SUPPLIED INFORMATION –
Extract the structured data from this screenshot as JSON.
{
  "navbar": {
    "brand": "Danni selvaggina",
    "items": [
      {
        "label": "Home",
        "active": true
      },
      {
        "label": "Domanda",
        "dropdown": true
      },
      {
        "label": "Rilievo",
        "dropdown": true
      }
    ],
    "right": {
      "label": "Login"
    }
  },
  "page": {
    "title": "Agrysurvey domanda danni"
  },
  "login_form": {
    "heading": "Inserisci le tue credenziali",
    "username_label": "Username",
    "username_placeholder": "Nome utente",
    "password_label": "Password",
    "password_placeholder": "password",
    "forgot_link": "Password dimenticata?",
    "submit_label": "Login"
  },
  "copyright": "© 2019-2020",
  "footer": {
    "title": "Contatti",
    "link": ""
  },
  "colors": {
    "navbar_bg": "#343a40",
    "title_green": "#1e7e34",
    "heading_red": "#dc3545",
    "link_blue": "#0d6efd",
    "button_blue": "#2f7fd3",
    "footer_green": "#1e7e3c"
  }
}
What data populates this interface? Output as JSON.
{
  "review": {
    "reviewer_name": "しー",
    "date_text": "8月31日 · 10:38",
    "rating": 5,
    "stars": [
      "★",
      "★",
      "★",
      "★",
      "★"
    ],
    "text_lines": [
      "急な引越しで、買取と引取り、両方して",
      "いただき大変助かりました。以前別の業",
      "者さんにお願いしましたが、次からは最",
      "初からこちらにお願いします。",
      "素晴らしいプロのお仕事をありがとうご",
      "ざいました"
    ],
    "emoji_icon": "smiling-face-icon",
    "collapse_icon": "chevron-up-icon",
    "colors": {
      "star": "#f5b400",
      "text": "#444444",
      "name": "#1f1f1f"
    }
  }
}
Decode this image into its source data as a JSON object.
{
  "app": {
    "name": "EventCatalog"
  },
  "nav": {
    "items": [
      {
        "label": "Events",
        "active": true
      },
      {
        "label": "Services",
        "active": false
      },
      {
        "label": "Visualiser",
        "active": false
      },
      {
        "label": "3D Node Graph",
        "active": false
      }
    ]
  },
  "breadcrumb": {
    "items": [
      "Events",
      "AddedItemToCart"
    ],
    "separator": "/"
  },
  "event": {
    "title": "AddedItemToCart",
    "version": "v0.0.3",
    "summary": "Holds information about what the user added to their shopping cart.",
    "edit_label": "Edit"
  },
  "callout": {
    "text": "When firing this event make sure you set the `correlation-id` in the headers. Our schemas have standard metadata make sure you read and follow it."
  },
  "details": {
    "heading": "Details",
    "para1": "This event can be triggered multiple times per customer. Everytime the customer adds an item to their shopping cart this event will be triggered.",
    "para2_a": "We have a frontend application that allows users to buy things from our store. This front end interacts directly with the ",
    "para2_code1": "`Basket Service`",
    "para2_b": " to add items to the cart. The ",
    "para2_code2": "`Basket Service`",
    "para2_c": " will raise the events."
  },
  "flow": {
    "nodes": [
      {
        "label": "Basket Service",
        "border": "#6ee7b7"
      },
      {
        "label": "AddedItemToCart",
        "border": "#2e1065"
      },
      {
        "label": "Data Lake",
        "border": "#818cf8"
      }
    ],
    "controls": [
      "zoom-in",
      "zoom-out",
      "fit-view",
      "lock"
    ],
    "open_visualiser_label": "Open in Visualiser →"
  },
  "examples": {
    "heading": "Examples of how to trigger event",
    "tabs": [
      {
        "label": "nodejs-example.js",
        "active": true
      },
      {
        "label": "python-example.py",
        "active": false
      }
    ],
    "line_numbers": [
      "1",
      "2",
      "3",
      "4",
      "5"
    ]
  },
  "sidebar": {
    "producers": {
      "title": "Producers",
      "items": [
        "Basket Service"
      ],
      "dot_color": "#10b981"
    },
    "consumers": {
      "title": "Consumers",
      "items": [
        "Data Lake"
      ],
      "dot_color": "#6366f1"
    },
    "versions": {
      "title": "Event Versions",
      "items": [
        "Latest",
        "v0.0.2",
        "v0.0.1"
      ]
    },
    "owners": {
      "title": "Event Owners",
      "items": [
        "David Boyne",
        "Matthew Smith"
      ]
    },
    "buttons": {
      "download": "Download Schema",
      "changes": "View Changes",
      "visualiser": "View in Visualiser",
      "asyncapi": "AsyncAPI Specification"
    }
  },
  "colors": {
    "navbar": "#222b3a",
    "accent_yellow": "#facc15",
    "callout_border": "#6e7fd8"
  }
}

OBJECTIVE –
Go through the preceding material and copy each line that has the word "JSON".

FINISHED TASK –
Extract the structured data from this screenshot as JSON.
What data populates this interface? Output as JSON.
Decode this image into its source data as a JSON object.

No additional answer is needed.